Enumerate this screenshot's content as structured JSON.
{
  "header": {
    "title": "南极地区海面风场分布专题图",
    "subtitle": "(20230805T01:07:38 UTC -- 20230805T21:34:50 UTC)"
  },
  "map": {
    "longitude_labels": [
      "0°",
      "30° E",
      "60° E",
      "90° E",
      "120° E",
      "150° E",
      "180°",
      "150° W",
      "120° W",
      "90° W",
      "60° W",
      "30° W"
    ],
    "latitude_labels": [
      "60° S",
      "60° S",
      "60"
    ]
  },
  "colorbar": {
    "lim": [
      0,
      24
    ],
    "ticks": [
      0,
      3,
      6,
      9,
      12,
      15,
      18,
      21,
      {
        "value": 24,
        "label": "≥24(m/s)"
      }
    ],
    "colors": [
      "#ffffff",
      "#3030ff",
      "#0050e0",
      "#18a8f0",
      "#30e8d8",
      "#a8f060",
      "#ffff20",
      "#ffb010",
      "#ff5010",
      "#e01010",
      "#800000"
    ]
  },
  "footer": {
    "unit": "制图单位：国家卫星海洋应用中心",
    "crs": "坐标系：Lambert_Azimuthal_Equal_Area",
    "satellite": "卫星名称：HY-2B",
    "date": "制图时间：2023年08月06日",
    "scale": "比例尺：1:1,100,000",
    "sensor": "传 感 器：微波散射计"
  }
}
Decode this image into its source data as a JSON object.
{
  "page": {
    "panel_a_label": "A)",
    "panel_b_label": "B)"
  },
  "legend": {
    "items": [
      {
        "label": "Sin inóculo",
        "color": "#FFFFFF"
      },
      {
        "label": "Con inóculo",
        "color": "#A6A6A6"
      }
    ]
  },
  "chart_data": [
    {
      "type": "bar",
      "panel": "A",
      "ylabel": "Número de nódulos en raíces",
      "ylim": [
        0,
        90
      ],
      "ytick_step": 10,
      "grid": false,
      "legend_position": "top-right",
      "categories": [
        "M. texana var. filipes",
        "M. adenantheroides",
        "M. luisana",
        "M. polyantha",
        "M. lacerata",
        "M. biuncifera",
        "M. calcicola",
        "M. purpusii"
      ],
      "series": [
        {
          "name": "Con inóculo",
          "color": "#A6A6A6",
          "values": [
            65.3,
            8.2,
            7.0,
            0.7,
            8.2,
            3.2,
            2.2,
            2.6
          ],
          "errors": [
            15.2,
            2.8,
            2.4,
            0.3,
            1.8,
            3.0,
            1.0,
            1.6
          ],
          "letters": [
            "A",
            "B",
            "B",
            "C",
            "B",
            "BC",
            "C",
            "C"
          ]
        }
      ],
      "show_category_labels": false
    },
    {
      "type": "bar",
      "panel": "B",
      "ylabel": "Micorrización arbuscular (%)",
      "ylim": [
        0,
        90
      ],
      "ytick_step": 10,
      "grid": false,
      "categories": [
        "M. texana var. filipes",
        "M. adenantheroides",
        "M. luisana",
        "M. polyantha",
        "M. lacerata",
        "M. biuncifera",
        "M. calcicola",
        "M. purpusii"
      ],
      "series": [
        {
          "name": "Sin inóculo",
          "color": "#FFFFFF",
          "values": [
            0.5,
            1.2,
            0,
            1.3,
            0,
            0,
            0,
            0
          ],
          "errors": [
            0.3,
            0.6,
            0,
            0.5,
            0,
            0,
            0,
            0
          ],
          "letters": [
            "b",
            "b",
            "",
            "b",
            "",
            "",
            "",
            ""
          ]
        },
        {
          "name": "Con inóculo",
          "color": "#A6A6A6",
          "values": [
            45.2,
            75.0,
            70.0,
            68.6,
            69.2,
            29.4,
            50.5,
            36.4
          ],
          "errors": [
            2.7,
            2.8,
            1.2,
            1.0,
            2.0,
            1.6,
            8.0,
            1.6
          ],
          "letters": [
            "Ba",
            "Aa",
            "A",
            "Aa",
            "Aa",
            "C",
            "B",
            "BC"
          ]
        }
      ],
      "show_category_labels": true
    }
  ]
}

━━━━━━

Prompt
Type the whole listing again, unaltered.

Final result
Enumerate this screenshot's content as structured JSON.
{
  "header": {
    "title": "南极地区海面风场分布专题图",
    "subtitle": "(20230805T01:07:38 UTC -- 20230805T21:34:50 UTC)"
  },
  "map": {
    "longitude_labels": [
      "0°",
      "30° E",
      "60° E",
      "90° E",
      "120° E",
      "150° E",
      "180°",
      "150° W",
      "120° W",
      "90° W",
      "60° W",
      "30° W"
    ],
    "latitude_labels": [
      "60° S",
      "60° S",
      "60"
    ]
  },
  "colorbar": {
    "lim": [
      0,
      24
    ],
    "ticks": [
      0,
      3,
      6,
      9,
      12,
      15,
      18,
      21,
      {
        "value": 24,
        "label": "≥24(m/s)"
      }
    ],
    "colors": [
      "#ffffff",
      "#3030ff",
      "#0050e0",
      "#18a8f0",
      "#30e8d8",
      "#a8f060",
      "#ffff20",
      "#ffb010",
      "#ff5010",
      "#e01010",
      "#800000"
    ]
  },
  "footer": {
    "unit": "制图单位：国家卫星海洋应用中心",
    "crs": "坐标系：Lambert_Azimuthal_Equal_Area",
    "satellite": "卫星名称：HY-2B",
    "date": "制图时间：2023年08月06日",
    "scale": "比例尺：1:1,100,000",
    "sensor": "传 感 器：微波散射计"
  }
}
Decode this image into its source data as a JSON object.
{
  "page": {
    "panel_a_label": "A)",
    "panel_b_label": "B)"
  },
  "legend": {
    "items": [
      {
        "label": "Sin inóculo",
        "color": "#FFFFFF"
      },
      {
        "label": "Con inóculo",
        "color": "#A6A6A6"
      }
    ]
  },
  "chart_data": [
    {
      "type": "bar",
      "panel": "A",
      "ylabel": "Número de nódulos en raíces",
      "ylim": [
        0,
        90
      ],
      "ytick_step": 10,
      "grid": false,
      "legend_position": "top-right",
      "categories": [
        "M. texana var. filipes",
        "M. adenantheroides",
        "M. luisana",
        "M. polyantha",
        "M. lacerata",
        "M. biuncifera",
        "M. calcicola",
        "M. purpusii"
      ],
      "series": [
        {
          "name": "Con inóculo",
          "color": "#A6A6A6",
          "values": [
            65.3,
            8.2,
            7.0,
            0.7,
            8.2,
            3.2,
            2.2,
            2.6
          ],
          "errors": [
            15.2,
            2.8,
            2.4,
            0.3,
            1.8,
            3.0,
            1.0,
            1.6
          ],
          "letters": [
            "A",
            "B",
            "B",
            "C",
            "B",
            "BC",
            "C",
            "C"
          ]
        }
      ],
      "show_category_labels": false
    },
    {
      "type": "bar",
      "panel": "B",
      "ylabel": "Micorrización arbuscular (%)",
      "ylim": [
        0,
        90
      ],
      "ytick_step": 10,
      "grid": false,
      "categories": [
        "M. texana var. filipes",
        "M. adenantheroides",
        "M. luisana",
        "M. polyantha",
        "M. lacerata",
        "M. biuncifera",
        "M. calcicola",
        "M. purpusii"
      ],
      "series": [
        {
          "name": "Sin inóculo",
          "color": "#FFFFFF",
          "values": [
            0.5,
            1.2,
            0,
            1.3,
            0,
            0,
            0,
            0
          ],
          "errors": [
            0.3,
            0.6,
            0,
            0.5,
            0,
            0,
            0,
            0
          ],
          "letters": [
            "b",
            "b",
            "",
            "b",
            "",
            "",
            "",
            ""
          ]
        },
        {
          "name": "Con inóculo",
          "color": "#A6A6A6",
          "values": [
            45.2,
            75.0,
            70.0,
            68.6,
            69.2,
            29.4,
            50.5,
            36.4
          ],
          "errors": [
            2.7,
            2.8,
            1.2,
            1.0,
            2.0,
            1.6,
            8.0,
            1.6
          ],
          "letters": [
            "Ba",
            "Aa",
            "A",
            "Aa",
            "Aa",
            "C",
            "B",
            "BC"
          ]
        }
      ],
      "show_category_labels": true
    }
  ]
}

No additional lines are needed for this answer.